--- START OF Data to process ---

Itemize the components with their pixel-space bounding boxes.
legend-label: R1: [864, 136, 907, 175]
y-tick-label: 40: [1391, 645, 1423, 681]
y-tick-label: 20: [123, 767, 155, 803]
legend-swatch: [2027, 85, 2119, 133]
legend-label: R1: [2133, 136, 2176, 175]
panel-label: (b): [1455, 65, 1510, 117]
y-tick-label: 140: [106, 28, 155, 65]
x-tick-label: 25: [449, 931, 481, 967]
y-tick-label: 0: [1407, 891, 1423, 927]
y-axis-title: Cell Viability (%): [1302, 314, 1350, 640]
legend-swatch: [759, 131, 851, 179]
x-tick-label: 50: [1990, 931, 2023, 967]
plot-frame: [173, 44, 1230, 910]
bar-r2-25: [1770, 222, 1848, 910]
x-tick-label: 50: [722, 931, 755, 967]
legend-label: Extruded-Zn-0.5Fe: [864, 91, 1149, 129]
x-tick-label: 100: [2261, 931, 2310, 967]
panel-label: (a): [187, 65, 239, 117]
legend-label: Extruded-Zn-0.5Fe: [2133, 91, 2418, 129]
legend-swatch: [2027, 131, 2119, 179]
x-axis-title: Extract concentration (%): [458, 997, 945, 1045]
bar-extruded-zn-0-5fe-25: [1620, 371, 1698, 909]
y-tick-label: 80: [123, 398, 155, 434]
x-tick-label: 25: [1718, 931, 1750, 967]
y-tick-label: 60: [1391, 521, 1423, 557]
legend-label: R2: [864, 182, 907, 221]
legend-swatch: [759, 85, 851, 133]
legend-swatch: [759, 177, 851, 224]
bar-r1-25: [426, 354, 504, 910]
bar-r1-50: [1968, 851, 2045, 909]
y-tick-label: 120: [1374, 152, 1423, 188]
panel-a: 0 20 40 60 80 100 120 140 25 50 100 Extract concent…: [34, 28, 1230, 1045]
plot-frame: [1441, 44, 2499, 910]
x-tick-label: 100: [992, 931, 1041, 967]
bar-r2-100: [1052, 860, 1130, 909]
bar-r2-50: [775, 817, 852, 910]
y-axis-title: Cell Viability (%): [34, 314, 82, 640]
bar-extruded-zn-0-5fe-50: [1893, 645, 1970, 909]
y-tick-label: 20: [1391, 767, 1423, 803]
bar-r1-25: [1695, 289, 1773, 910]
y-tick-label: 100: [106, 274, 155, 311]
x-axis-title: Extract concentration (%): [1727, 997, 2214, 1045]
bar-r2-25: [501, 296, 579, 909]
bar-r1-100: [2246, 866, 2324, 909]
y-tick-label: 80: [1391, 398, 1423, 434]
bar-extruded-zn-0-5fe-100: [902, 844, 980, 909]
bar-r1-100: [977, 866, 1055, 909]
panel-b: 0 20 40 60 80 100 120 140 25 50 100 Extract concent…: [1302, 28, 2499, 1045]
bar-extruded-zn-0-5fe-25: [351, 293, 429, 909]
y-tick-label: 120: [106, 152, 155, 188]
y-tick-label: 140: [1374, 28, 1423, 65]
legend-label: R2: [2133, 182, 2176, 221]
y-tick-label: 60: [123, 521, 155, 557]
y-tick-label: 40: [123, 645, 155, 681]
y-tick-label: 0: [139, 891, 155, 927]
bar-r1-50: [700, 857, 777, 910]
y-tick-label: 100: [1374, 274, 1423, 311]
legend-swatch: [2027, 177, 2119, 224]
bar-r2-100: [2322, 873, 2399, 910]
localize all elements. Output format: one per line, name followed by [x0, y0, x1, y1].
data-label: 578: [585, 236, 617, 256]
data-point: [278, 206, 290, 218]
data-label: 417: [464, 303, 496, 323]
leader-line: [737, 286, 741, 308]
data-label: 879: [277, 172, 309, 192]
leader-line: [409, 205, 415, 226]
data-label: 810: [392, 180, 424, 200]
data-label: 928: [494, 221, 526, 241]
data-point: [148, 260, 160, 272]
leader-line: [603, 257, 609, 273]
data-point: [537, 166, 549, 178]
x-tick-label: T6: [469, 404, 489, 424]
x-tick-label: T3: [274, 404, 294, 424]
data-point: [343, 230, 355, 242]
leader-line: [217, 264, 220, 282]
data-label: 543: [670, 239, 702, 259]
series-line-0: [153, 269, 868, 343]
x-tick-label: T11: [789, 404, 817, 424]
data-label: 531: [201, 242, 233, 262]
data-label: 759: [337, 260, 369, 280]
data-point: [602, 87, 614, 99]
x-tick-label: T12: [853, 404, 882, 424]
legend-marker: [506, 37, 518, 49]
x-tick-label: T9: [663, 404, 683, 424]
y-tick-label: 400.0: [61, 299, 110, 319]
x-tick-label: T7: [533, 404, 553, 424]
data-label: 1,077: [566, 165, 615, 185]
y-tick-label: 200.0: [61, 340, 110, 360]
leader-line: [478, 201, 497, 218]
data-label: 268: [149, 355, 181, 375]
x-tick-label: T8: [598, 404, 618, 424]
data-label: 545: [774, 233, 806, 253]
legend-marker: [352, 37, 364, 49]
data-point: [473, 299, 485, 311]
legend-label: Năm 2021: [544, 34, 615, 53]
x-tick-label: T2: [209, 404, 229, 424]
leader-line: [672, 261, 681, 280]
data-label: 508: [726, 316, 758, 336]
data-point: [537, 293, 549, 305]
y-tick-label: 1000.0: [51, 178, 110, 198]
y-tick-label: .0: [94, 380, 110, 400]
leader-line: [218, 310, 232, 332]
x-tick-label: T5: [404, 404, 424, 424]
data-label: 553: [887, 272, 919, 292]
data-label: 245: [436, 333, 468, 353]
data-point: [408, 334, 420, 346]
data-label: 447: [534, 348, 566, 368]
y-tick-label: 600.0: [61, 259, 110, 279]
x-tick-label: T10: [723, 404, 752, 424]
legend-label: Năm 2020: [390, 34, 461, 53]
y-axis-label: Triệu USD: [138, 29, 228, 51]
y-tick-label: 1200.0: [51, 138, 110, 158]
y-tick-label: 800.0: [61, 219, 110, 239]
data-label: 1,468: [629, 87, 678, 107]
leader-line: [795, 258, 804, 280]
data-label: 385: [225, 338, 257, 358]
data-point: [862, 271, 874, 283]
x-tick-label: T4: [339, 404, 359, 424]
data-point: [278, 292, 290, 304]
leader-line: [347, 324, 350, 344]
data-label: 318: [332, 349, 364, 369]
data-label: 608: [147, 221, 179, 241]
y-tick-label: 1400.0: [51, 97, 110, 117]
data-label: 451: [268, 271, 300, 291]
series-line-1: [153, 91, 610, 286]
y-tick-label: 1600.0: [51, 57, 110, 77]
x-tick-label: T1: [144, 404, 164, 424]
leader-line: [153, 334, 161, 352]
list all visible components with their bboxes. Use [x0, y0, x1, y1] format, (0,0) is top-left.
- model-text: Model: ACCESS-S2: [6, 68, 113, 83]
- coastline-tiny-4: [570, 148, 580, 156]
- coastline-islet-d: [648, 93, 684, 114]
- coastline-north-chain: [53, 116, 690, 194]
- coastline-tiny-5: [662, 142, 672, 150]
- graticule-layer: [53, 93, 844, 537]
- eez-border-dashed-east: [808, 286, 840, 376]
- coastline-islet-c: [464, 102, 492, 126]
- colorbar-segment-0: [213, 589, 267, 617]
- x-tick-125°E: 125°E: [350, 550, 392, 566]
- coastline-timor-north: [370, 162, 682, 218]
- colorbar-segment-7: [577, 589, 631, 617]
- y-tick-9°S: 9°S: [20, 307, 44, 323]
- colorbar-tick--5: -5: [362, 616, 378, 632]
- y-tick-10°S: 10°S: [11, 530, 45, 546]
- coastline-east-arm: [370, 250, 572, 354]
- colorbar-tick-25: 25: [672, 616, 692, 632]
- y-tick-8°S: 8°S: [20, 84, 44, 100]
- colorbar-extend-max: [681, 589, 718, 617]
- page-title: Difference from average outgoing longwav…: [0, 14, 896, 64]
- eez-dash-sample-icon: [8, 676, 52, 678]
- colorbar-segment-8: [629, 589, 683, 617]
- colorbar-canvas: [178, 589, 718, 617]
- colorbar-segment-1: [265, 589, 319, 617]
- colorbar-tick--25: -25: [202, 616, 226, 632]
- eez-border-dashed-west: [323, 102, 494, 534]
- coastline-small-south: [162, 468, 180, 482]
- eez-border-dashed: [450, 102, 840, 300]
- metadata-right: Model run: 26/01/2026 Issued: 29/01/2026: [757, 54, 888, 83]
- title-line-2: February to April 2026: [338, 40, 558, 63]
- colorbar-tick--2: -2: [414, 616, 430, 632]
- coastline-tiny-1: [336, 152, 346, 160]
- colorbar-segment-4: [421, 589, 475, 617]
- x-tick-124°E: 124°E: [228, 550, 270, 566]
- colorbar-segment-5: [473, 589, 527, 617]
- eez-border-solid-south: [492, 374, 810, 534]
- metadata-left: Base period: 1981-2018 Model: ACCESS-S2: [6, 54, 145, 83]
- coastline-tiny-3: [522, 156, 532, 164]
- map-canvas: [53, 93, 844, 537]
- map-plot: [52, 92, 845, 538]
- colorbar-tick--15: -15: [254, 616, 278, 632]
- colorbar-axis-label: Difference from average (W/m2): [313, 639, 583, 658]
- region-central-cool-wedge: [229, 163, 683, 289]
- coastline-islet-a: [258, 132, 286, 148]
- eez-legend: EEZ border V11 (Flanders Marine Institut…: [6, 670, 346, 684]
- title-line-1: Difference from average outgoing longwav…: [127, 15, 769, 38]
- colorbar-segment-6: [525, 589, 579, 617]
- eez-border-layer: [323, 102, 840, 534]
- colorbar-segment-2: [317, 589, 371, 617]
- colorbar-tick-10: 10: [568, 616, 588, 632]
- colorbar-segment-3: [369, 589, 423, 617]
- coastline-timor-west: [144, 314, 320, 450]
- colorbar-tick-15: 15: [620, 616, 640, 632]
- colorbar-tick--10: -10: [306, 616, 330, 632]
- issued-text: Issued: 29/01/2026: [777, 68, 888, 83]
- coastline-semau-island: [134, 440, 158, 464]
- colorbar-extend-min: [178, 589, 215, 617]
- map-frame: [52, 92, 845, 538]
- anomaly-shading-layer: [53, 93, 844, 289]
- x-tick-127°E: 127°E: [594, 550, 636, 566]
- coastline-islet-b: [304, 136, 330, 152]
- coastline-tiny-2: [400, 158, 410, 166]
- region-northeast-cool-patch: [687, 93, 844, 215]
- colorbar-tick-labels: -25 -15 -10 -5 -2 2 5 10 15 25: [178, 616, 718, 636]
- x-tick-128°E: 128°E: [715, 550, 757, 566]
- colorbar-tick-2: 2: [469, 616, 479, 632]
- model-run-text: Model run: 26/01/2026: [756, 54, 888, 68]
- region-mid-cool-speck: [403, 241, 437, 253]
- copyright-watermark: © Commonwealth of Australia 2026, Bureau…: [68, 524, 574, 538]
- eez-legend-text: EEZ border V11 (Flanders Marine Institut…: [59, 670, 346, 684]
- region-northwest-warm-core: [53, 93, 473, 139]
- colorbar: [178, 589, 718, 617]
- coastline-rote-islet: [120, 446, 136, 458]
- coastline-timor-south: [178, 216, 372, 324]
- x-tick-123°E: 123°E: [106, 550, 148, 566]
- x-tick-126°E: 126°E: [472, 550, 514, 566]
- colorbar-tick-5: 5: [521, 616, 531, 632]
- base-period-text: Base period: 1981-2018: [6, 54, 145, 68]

--- END OF Data to process ---

Extract the lines exactly as they appear, starting at the first line of the records and ending at the line that contains "y-tick-label: 120: [106, 152, 155, 188]".

Itemize the components with their pixel-space bounding boxes.
legend-label: R1: [864, 136, 907, 175]
y-tick-label: 40: [1391, 645, 1423, 681]
y-tick-label: 20: [123, 767, 155, 803]
legend-swatch: [2027, 85, 2119, 133]
legend-label: R1: [2133, 136, 2176, 175]
panel-label: (b): [1455, 65, 1510, 117]
y-tick-label: 140: [106, 28, 155, 65]
x-tick-label: 25: [449, 931, 481, 967]
y-tick-label: 0: [1407, 891, 1423, 927]
y-axis-title: Cell Viability (%): [1302, 314, 1350, 640]
legend-swatch: [759, 131, 851, 179]
x-tick-label: 50: [1990, 931, 2023, 967]
plot-frame: [173, 44, 1230, 910]
bar-r2-25: [1770, 222, 1848, 910]
x-tick-label: 50: [722, 931, 755, 967]
legend-label: Extruded-Zn-0.5Fe: [864, 91, 1149, 129]
x-tick-label: 100: [2261, 931, 2310, 967]
panel-label: (a): [187, 65, 239, 117]
legend-label: Extruded-Zn-0.5Fe: [2133, 91, 2418, 129]
legend-swatch: [2027, 131, 2119, 179]
x-axis-title: Extract concentration (%): [458, 997, 945, 1045]
bar-extruded-zn-0-5fe-25: [1620, 371, 1698, 909]
y-tick-label: 80: [123, 398, 155, 434]
x-tick-label: 25: [1718, 931, 1750, 967]
y-tick-label: 60: [1391, 521, 1423, 557]
legend-label: R2: [864, 182, 907, 221]
legend-swatch: [759, 85, 851, 133]
legend-swatch: [759, 177, 851, 224]
bar-r1-25: [426, 354, 504, 910]
bar-r1-50: [1968, 851, 2045, 909]
y-tick-label: 120: [1374, 152, 1423, 188]
panel-a: 0 20 40 60 80 100 120 140 25 50 100 Extract concent…: [34, 28, 1230, 1045]
plot-frame: [1441, 44, 2499, 910]
x-tick-label: 100: [992, 931, 1041, 967]
bar-r2-100: [1052, 860, 1130, 909]
bar-r2-50: [775, 817, 852, 910]
y-axis-title: Cell Viability (%): [34, 314, 82, 640]
bar-extruded-zn-0-5fe-50: [1893, 645, 1970, 909]
y-tick-label: 20: [1391, 767, 1423, 803]
bar-r1-25: [1695, 289, 1773, 910]
y-tick-label: 100: [106, 274, 155, 311]
x-axis-title: Extract concentration (%): [1727, 997, 2214, 1045]
bar-r2-25: [501, 296, 579, 909]
bar-r1-100: [2246, 866, 2324, 909]
y-tick-label: 80: [1391, 398, 1423, 434]
bar-extruded-zn-0-5fe-100: [902, 844, 980, 909]
bar-r1-100: [977, 866, 1055, 909]
panel-b: 0 20 40 60 80 100 120 140 25 50 100 Extract concent…: [1302, 28, 2499, 1045]
bar-extruded-zn-0-5fe-25: [351, 293, 429, 909]
y-tick-label: 120: [106, 152, 155, 188]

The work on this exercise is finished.